= Work required =
Copy each line of the material below that includes the string "devices".

= Records provided =
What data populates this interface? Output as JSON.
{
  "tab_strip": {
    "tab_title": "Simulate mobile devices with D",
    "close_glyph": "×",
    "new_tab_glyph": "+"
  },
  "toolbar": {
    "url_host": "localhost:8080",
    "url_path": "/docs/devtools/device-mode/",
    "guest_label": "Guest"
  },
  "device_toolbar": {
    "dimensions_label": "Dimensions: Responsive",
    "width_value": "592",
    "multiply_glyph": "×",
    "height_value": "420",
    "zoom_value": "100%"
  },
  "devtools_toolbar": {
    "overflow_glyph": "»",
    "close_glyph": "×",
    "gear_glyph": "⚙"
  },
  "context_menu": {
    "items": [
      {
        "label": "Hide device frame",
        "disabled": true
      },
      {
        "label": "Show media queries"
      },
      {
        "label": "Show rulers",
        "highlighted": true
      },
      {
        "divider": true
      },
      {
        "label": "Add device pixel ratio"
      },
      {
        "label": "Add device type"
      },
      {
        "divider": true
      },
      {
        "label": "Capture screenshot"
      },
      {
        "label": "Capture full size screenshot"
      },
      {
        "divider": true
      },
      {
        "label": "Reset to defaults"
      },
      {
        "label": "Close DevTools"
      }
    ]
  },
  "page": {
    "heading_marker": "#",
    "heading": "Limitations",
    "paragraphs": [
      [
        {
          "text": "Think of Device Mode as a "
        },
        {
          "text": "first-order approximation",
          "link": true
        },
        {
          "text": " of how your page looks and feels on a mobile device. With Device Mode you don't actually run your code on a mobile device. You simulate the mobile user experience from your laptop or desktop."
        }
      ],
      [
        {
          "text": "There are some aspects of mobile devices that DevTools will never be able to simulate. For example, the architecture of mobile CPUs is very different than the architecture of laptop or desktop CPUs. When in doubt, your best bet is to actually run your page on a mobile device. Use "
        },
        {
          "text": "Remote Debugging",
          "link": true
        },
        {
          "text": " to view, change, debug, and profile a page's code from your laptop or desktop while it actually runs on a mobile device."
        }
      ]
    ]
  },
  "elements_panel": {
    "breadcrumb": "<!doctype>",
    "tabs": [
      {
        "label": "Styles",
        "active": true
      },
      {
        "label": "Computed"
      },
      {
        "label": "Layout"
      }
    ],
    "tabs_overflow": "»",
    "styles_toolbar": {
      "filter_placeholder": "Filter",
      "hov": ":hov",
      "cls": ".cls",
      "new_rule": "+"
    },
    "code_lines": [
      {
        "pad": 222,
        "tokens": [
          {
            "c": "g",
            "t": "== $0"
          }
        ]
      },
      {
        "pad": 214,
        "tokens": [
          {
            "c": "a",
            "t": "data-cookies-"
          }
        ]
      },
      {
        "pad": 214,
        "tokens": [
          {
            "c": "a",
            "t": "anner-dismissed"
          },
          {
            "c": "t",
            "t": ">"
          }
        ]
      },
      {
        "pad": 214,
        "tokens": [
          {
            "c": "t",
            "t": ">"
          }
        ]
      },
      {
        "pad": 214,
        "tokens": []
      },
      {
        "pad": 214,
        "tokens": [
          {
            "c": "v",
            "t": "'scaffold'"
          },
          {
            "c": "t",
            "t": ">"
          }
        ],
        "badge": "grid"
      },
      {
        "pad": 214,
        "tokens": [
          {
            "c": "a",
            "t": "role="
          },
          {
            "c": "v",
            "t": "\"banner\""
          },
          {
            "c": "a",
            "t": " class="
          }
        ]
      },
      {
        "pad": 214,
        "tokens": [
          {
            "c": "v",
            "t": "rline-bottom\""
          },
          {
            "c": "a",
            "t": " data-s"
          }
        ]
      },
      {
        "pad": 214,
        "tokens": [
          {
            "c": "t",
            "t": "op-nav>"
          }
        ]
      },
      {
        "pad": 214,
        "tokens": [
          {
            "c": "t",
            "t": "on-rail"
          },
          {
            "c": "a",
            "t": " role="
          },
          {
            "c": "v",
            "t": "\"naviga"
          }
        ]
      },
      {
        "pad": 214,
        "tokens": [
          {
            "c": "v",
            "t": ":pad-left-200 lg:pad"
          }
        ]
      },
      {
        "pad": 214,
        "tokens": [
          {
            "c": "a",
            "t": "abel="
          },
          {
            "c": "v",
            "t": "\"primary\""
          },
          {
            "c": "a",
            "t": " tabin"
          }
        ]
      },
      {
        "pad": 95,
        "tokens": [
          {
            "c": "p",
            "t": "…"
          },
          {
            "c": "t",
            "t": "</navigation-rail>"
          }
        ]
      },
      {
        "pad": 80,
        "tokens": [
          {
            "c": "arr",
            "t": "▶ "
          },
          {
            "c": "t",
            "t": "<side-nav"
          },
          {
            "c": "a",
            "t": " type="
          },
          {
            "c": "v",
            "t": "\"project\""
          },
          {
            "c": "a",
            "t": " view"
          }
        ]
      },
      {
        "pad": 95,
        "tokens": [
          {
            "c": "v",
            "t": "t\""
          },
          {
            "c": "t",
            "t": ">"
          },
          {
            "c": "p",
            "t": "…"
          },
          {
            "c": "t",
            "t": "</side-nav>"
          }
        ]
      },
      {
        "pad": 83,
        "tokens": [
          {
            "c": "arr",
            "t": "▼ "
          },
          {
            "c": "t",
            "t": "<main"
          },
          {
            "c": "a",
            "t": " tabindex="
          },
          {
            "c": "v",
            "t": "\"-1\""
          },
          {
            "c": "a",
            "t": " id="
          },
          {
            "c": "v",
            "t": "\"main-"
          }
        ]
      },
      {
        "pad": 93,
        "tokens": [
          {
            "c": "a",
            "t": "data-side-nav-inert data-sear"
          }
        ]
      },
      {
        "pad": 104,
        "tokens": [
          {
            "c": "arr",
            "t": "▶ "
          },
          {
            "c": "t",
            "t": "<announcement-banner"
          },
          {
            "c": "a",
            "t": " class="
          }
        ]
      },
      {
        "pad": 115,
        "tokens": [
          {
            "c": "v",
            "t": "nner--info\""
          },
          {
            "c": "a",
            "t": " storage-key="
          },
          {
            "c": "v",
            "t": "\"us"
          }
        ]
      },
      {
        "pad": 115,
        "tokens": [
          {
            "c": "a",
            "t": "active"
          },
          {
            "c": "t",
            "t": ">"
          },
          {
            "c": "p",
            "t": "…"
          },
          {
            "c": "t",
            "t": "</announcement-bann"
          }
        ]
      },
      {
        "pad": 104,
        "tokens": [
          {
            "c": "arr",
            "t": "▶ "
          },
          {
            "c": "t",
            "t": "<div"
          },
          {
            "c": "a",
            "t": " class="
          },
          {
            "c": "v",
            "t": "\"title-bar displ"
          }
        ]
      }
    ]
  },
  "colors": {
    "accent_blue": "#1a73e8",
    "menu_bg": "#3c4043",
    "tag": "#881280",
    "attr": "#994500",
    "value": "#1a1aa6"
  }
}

= Task result =
    "tab_title": "Simulate mobile devices with D",
          "text": "There are some aspects of mobile devices that DevTools will never be able to simulate. For example, the architecture of mobile CPUs is very different than the architecture of laptop or desktop CPUs. When in doubt, your best bet is to actually run your page on a mobile device. Use "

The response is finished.